### EXERCISE BRIEF
The entries below contain pictures. Retype everything except those pictures, exactly as given.

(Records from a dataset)
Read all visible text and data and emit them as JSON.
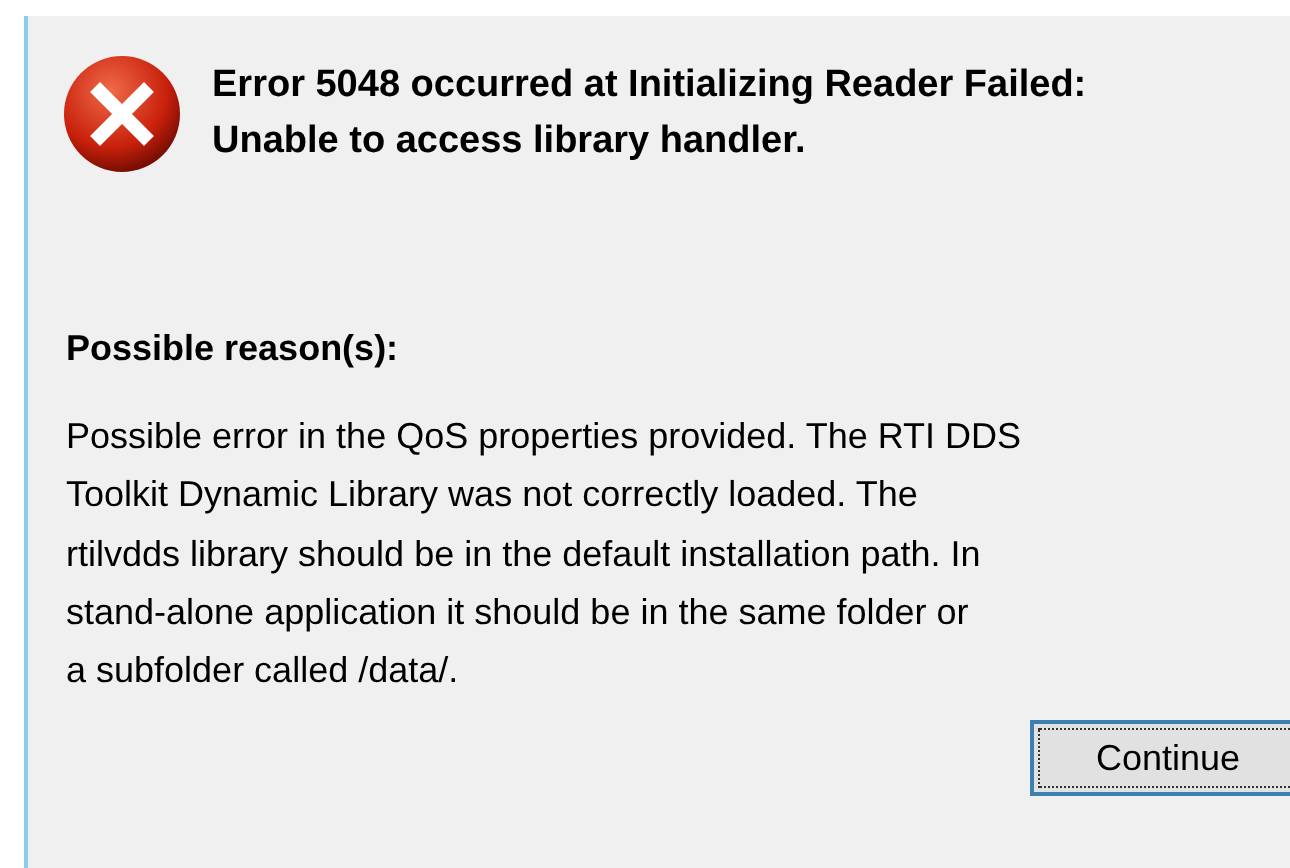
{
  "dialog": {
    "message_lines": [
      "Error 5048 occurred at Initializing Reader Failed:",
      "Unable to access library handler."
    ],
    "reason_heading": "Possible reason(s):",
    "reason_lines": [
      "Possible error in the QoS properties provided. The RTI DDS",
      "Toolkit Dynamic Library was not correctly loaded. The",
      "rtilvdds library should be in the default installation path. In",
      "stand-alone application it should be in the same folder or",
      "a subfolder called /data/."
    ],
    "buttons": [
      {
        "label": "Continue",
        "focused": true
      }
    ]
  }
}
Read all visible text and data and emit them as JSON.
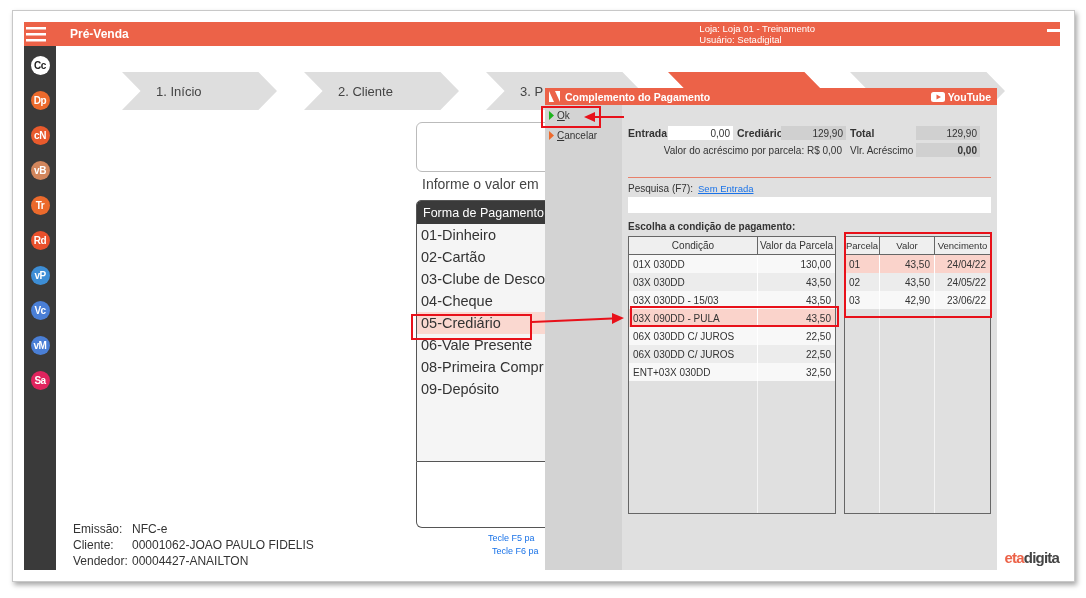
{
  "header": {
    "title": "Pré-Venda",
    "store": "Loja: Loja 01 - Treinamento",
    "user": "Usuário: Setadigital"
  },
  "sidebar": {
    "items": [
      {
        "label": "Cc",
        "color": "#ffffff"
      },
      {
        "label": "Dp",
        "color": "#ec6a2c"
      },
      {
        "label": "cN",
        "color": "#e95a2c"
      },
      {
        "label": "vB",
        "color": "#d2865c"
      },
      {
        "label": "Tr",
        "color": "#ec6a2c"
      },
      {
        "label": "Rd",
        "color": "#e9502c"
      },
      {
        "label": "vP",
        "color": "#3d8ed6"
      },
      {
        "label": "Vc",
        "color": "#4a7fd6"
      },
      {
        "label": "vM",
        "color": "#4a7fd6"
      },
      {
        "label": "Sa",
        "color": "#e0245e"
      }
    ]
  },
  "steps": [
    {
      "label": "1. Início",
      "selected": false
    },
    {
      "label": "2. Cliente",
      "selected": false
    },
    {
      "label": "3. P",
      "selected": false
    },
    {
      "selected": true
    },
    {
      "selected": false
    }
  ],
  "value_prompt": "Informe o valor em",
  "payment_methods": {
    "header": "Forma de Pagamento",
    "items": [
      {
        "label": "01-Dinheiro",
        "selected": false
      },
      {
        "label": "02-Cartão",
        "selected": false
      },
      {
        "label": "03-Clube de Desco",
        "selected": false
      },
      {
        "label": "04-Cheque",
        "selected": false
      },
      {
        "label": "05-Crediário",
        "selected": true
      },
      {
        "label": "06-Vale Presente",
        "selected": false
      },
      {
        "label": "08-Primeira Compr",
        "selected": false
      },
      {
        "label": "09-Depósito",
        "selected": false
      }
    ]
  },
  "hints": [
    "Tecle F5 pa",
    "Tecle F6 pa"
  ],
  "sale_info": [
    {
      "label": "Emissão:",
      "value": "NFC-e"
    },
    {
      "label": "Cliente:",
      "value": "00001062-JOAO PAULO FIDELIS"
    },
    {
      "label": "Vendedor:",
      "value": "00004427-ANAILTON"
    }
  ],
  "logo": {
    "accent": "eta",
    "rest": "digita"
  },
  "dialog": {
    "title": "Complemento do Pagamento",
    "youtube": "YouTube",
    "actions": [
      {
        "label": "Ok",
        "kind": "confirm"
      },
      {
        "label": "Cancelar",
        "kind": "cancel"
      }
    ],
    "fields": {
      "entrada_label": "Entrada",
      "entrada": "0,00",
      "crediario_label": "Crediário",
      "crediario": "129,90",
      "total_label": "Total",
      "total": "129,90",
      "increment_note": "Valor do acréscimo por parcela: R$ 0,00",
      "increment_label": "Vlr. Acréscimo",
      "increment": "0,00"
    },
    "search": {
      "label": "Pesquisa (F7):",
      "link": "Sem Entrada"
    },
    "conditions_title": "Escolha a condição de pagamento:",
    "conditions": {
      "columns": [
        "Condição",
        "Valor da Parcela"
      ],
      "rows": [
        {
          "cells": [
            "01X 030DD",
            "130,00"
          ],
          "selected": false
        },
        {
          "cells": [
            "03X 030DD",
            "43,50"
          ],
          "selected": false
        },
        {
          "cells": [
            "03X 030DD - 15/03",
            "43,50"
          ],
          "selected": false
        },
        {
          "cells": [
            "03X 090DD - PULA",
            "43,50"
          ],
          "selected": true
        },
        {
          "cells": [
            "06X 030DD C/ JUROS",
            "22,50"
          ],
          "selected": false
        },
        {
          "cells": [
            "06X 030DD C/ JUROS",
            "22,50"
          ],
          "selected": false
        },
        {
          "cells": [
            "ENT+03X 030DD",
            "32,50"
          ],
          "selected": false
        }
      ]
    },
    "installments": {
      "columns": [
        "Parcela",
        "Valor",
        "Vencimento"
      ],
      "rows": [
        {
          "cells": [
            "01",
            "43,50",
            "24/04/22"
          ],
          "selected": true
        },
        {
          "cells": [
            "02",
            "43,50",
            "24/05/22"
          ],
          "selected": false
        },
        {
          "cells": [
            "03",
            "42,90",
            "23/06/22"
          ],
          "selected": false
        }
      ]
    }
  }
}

### EXPECTED ANSWER
Read all visible text and data and emit them as JSON.
{
  "dialog": {
    "message_lines": [
      "Error 5048 occurred at Initializing Reader Failed:",
      "Unable to access library handler."
    ],
    "reason_heading": "Possible reason(s):",
    "reason_lines": [
      "Possible error in the QoS properties provided. The RTI DDS",
      "Toolkit Dynamic Library was not correctly loaded. The",
      "rtilvdds library should be in the default installation path. In",
      "stand-alone application it should be in the same folder or",
      "a subfolder called /data/."
    ],
    "buttons": [
      {
        "label": "Continue",
        "focused": true
      }
    ]
  }
}
Read all visible text and data and emit them as JSON.
{
  "header": {
    "title": "Pré-Venda",
    "store": "Loja: Loja 01 - Treinamento",
    "user": "Usuário: Setadigital"
  },
  "sidebar": {
    "items": [
      {
        "label": "Cc",
        "color": "#ffffff"
      },
      {
        "label": "Dp",
        "color": "#ec6a2c"
      },
      {
        "label": "cN",
        "color": "#e95a2c"
      },
      {
        "label": "vB",
        "color": "#d2865c"
      },
      {
        "label": "Tr",
        "color": "#ec6a2c"
      },
      {
        "label": "Rd",
        "color": "#e9502c"
      },
      {
        "label": "vP",
        "color": "#3d8ed6"
      },
      {
        "label": "Vc",
        "color": "#4a7fd6"
      },
      {
        "label": "vM",
        "color": "#4a7fd6"
      },
      {
        "label": "Sa",
        "color": "#e0245e"
      }
    ]
  },
  "steps": [
    {
      "label": "1. Início",
      "selected": false
    },
    {
      "label": "2. Cliente",
      "selected": false
    },
    {
      "label": "3. P",
      "selected": false
    },
    {
      "selected": true
    },
    {
      "selected": false
    }
  ],
  "value_prompt": "Informe o valor em",
  "payment_methods": {
    "header": "Forma de Pagamento",
    "items": [
      {
        "label": "01-Dinheiro",
        "selected": false
      },
      {
        "label": "02-Cartão",
        "selected": false
      },
      {
        "label": "03-Clube de Desco",
        "selected": false
      },
      {
        "label": "04-Cheque",
        "selected": false
      },
      {
        "label": "05-Crediário",
        "selected": true
      },
      {
        "label": "06-Vale Presente",
        "selected": false
      },
      {
        "label": "08-Primeira Compr",
        "selected": false
      },
      {
        "label": "09-Depósito",
        "selected": false
      }
    ]
  },
  "hints": [
    "Tecle F5 pa",
    "Tecle F6 pa"
  ],
  "sale_info": [
    {
      "label": "Emissão:",
      "value": "NFC-e"
    },
    {
      "label": "Cliente:",
      "value": "00001062-JOAO PAULO FIDELIS"
    },
    {
      "label": "Vendedor:",
      "value": "00004427-ANAILTON"
    }
  ],
  "logo": {
    "accent": "eta",
    "rest": "digita"
  },
  "dialog": {
    "title": "Complemento do Pagamento",
    "youtube": "YouTube",
    "actions": [
      {
        "label": "Ok",
        "kind": "confirm"
      },
      {
        "label": "Cancelar",
        "kind": "cancel"
      }
    ],
    "fields": {
      "entrada_label": "Entrada",
      "entrada": "0,00",
      "crediario_label": "Crediário",
      "crediario": "129,90",
      "total_label": "Total",
      "total": "129,90",
      "increment_note": "Valor do acréscimo por parcela: R$ 0,00",
      "increment_label": "Vlr. Acréscimo",
      "increment": "0,00"
    },
    "search": {
      "label": "Pesquisa (F7):",
      "link": "Sem Entrada"
    },
    "conditions_title": "Escolha a condição de pagamento:",
    "conditions": {
      "columns": [
        "Condição",
        "Valor da Parcela"
      ],
      "rows": [
        {
          "cells": [
            "01X 030DD",
            "130,00"
          ],
          "selected": false
        },
        {
          "cells": [
            "03X 030DD",
            "43,50"
          ],
          "selected": false
        },
        {
          "cells": [
            "03X 030DD - 15/03",
            "43,50"
          ],
          "selected": false
        },
        {
          "cells": [
            "03X 090DD - PULA",
            "43,50"
          ],
          "selected": true
        },
        {
          "cells": [
            "06X 030DD C/ JUROS",
            "22,50"
          ],
          "selected": false
        },
        {
          "cells": [
            "06X 030DD C/ JUROS",
            "22,50"
          ],
          "selected": false
        },
        {
          "cells": [
            "ENT+03X 030DD",
            "32,50"
          ],
          "selected": false
        }
      ]
    },
    "installments": {
      "columns": [
        "Parcela",
        "Valor",
        "Vencimento"
      ],
      "rows": [
        {
          "cells": [
            "01",
            "43,50",
            "24/04/22"
          ],
          "selected": true
        },
        {
          "cells": [
            "02",
            "43,50",
            "24/05/22"
          ],
          "selected": false
        },
        {
          "cells": [
            "03",
            "42,90",
            "23/06/22"
          ],
          "selected": false
        }
      ]
    }
  }
}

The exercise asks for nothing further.